WHAT YOU SHOULD DO:
Identify the lines that contain the string "reviewer" and copy all of them.

----------------------------------------

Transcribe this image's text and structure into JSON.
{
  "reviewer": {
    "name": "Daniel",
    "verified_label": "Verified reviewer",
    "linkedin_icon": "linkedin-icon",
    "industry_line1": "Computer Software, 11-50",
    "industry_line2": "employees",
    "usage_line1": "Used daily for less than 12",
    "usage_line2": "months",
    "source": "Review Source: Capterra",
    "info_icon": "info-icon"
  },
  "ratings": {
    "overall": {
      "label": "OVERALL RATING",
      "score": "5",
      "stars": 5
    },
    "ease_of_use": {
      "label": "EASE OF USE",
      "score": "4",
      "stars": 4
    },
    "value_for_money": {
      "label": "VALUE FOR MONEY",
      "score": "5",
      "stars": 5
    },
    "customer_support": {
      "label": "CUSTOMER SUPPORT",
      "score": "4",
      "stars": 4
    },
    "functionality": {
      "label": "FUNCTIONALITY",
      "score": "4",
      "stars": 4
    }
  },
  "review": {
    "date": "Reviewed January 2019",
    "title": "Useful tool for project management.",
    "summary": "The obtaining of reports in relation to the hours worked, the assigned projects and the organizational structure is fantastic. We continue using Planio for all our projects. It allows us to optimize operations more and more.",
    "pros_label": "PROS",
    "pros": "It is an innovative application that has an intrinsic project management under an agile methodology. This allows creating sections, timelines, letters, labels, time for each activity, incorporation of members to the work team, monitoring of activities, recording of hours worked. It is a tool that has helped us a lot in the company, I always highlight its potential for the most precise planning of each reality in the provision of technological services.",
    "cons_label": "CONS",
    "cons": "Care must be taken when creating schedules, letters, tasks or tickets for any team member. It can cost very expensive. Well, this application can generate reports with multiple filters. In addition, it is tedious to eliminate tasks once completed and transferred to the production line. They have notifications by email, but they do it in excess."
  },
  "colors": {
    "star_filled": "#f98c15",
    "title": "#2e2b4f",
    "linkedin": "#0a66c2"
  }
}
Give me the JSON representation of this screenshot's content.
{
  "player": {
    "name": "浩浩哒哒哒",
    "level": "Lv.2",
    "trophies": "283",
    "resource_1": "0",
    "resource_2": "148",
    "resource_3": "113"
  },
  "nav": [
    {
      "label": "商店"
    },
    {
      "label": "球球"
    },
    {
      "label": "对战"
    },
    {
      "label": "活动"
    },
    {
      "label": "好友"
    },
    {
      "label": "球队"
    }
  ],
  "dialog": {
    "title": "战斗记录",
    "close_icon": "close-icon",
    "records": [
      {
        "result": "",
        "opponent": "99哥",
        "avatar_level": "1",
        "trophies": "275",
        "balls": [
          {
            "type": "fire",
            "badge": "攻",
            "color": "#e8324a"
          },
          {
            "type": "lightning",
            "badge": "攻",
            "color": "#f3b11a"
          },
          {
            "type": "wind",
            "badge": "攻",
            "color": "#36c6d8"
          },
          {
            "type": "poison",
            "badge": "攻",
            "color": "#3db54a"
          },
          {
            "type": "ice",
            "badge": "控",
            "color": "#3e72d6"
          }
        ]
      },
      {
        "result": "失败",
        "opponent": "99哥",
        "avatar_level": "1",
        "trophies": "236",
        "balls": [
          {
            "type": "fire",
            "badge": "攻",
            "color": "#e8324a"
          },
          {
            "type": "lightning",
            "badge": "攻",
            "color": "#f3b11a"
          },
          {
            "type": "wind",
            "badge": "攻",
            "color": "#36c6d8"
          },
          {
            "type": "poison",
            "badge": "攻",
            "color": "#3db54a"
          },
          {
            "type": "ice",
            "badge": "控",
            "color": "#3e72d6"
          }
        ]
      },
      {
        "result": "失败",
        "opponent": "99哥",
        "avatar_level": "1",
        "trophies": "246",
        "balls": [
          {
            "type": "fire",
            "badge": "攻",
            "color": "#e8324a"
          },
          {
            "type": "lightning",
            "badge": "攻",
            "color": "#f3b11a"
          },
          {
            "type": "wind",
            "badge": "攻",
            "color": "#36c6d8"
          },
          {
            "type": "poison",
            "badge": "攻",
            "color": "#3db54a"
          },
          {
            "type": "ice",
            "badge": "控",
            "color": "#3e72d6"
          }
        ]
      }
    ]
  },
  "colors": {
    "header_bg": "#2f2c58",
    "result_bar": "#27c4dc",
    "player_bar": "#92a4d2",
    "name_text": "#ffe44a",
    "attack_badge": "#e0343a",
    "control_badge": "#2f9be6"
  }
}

----------------------------------------

FINAL RESULT:
  "reviewer": {
    "verified_label": "Verified reviewer",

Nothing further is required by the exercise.